Task objective: Repeat the material exactly, every line of it.

Supplied data:

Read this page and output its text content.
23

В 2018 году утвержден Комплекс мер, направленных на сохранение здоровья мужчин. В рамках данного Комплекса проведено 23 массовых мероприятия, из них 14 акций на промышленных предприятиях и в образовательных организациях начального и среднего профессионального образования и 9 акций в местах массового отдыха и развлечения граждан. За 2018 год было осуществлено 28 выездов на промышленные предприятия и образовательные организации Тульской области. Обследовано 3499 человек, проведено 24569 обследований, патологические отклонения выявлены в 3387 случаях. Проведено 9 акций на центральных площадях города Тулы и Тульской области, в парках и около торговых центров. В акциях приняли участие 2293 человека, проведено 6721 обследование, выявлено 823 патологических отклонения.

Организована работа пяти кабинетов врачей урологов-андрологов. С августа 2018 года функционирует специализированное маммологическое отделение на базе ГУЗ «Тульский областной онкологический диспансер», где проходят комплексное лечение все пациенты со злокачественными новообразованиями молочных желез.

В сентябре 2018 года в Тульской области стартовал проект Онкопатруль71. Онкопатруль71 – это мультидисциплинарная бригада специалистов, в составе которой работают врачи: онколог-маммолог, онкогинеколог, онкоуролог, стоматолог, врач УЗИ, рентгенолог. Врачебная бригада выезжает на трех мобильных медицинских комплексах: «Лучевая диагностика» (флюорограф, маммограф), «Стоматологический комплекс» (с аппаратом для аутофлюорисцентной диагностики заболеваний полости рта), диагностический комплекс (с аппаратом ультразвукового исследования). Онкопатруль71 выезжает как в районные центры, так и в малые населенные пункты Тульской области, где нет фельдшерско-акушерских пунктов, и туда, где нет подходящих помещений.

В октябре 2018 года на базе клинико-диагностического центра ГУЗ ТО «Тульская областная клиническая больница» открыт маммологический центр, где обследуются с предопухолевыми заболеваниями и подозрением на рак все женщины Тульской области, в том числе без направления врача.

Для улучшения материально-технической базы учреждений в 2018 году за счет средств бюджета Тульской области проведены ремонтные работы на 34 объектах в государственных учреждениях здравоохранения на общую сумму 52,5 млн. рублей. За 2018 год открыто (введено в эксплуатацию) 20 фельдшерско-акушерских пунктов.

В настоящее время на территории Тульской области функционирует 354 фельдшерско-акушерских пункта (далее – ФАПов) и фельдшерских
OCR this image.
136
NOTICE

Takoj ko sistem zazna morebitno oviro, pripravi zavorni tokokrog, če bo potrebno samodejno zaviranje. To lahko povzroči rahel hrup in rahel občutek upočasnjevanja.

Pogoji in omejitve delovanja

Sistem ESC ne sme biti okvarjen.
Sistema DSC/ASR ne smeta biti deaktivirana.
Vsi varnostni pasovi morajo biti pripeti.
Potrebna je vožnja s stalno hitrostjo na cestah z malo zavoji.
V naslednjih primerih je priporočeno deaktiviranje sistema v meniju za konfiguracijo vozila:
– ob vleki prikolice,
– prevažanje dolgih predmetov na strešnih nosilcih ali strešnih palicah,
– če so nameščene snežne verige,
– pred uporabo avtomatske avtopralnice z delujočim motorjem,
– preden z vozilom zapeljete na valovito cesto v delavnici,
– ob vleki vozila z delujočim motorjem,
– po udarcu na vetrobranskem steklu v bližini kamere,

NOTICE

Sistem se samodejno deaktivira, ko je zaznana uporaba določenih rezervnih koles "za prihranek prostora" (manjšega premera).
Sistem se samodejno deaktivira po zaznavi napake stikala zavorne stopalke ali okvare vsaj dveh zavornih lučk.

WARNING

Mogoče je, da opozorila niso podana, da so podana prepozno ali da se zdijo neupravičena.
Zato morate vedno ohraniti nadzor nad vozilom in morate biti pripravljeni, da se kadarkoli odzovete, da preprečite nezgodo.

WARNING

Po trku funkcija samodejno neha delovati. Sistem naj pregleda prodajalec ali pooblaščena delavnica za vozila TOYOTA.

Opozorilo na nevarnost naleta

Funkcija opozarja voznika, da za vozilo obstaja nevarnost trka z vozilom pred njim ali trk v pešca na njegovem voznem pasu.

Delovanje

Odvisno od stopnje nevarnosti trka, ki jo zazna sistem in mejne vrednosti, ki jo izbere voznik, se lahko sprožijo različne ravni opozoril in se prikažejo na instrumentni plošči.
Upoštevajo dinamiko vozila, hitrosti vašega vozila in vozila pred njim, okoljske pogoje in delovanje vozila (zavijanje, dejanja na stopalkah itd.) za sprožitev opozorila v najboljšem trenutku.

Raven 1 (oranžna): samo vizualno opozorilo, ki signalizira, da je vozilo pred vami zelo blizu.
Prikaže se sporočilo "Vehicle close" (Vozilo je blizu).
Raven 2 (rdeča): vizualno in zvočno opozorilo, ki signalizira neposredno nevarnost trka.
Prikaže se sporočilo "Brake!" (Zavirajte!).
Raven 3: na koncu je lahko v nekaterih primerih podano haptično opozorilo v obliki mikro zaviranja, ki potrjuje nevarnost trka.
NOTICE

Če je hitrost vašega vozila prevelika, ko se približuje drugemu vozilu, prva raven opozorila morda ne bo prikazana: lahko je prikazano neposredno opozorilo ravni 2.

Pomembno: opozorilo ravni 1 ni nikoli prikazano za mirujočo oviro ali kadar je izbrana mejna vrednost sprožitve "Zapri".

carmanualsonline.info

Answer for the task:
Read this page and output its text content.
23

В 2018 году утвержден Комплекс мер, направленных на сохранение здоровья мужчин. В рамках данного Комплекса проведено 23 массовых мероприятия, из них 14 акций на промышленных предприятиях и в образовательных организациях начального и среднего профессионального образования и 9 акций в местах массового отдыха и развлечения граждан. За 2018 год было осуществлено 28 выездов на промышленные предприятия и образовательные организации Тульской области. Обследовано 3499 человек, проведено 24569 обследований, патологические отклонения выявлены в 3387 случаях. Проведено 9 акций на центральных площадях города Тулы и Тульской области, в парках и около торговых центров. В акциях приняли участие 2293 человека, проведено 6721 обследование, выявлено 823 патологических отклонения.

Организована работа пяти кабинетов врачей урологов-андрологов. С августа 2018 года функционирует специализированное маммологическое отделение на базе ГУЗ «Тульский областной онкологический диспансер», где проходят комплексное лечение все пациенты со злокачественными новообразованиями молочных желез.

В сентябре 2018 года в Тульской области стартовал проект Онкопатруль71. Онкопатруль71 – это мультидисциплинарная бригада специалистов, в составе которой работают врачи: онколог-маммолог, онкогинеколог, онкоуролог, стоматолог, врач УЗИ, рентгенолог. Врачебная бригада выезжает на трех мобильных медицинских комплексах: «Лучевая диагностика» (флюорограф, маммограф), «Стоматологический комплекс» (с аппаратом для аутофлюорисцентной диагностики заболеваний полости рта), диагностический комплекс (с аппаратом ультразвукового исследования). Онкопатруль71 выезжает как в районные центры, так и в малые населенные пункты Тульской области, где нет фельдшерско-акушерских пунктов, и туда, где нет подходящих помещений.

В октябре 2018 года на базе клинико-диагностического центра ГУЗ ТО «Тульская областная клиническая больница» открыт маммологический центр, где обследуются с предопухолевыми заболеваниями и подозрением на рак все женщины Тульской области, в том числе без направления врача.

Для улучшения материально-технической базы учреждений в 2018 году за счет средств бюджета Тульской области проведены ремонтные работы на 34 объектах в государственных учреждениях здравоохранения на общую сумму 52,5 млн. рублей. За 2018 год открыто (введено в эксплуатацию) 20 фельдшерско-акушерских пунктов.

В настоящее время на территории Тульской области функционирует 354 фельдшерско-акушерских пункта (далее – ФАПов) и фельдшерских
OCR this image.
136
NOTICE

Takoj ko sistem zazna morebitno oviro, pripravi zavorni tokokrog, če bo potrebno samodejno zaviranje. To lahko povzroči rahel hrup in rahel občutek upočasnjevanja.

Pogoji in omejitve delovanja

Sistem ESC ne sme biti okvarjen.
Sistema DSC/ASR ne smeta biti deaktivirana.
Vsi varnostni pasovi morajo biti pripeti.
Potrebna je vožnja s stalno hitrostjo na cestah z malo zavoji.
V naslednjih primerih je priporočeno deaktiviranje sistema v meniju za konfiguracijo vozila:
– ob vleki prikolice,
– prevažanje dolgih predmetov na strešnih nosilcih ali strešnih palicah,
– če so nameščene snežne verige,
– pred uporabo avtomatske avtopralnice z delujočim motorjem,
– preden z vozilom zapeljete na valovito cesto v delavnici,
– ob vleki vozila z delujočim motorjem,
– po udarcu na vetrobranskem steklu v bližini kamere,

NOTICE

Sistem se samodejno deaktivira, ko je zaznana uporaba določenih rezervnih koles "za prihranek prostora" (manjšega premera).
Sistem se samodejno deaktivira po zaznavi napake stikala zavorne stopalke ali okvare vsaj dveh zavornih lučk.

WARNING

Mogoče je, da opozorila niso podana, da so podana prepozno ali da se zdijo neupravičena.
Zato morate vedno ohraniti nadzor nad vozilom in morate biti pripravljeni, da se kadarkoli odzovete, da preprečite nezgodo.

WARNING

Po trku funkcija samodejno neha delovati. Sistem naj pregleda prodajalec ali pooblaščena delavnica za vozila TOYOTA.

Opozorilo na nevarnost naleta

Funkcija opozarja voznika, da za vozilo obstaja nevarnost trka z vozilom pred njim ali trk v pešca na njegovem voznem pasu.

Delovanje

Odvisno od stopnje nevarnosti trka, ki jo zazna sistem in mejne vrednosti, ki jo izbere voznik, se lahko sprožijo različne ravni opozoril in se prikažejo na instrumentni plošči.
Upoštevajo dinamiko vozila, hitrosti vašega vozila in vozila pred njim, okoljske pogoje in delovanje vozila (zavijanje, dejanja na stopalkah itd.) za sprožitev opozorila v najboljšem trenutku.

Raven 1 (oranžna): samo vizualno opozorilo, ki signalizira, da je vozilo pred vami zelo blizu.
Prikaže se sporočilo "Vehicle close" (Vozilo je blizu).
Raven 2 (rdeča): vizualno in zvočno opozorilo, ki signalizira neposredno nevarnost trka.
Prikaže se sporočilo "Brake!" (Zavirajte!).
Raven 3: na koncu je lahko v nekaterih primerih podano haptično opozorilo v obliki mikro zaviranja, ki potrjuje nevarnost trka.
NOTICE

Če je hitrost vašega vozila prevelika, ko se približuje drugemu vozilu, prva raven opozorila morda ne bo prikazana: lahko je prikazano neposredno opozorilo ravni 2.

Pomembno: opozorilo ravni 1 ni nikoli prikazano za mirujočo oviro ali kadar je izbrana mejna vrednost sprožitve "Zapri".

carmanualsonline.info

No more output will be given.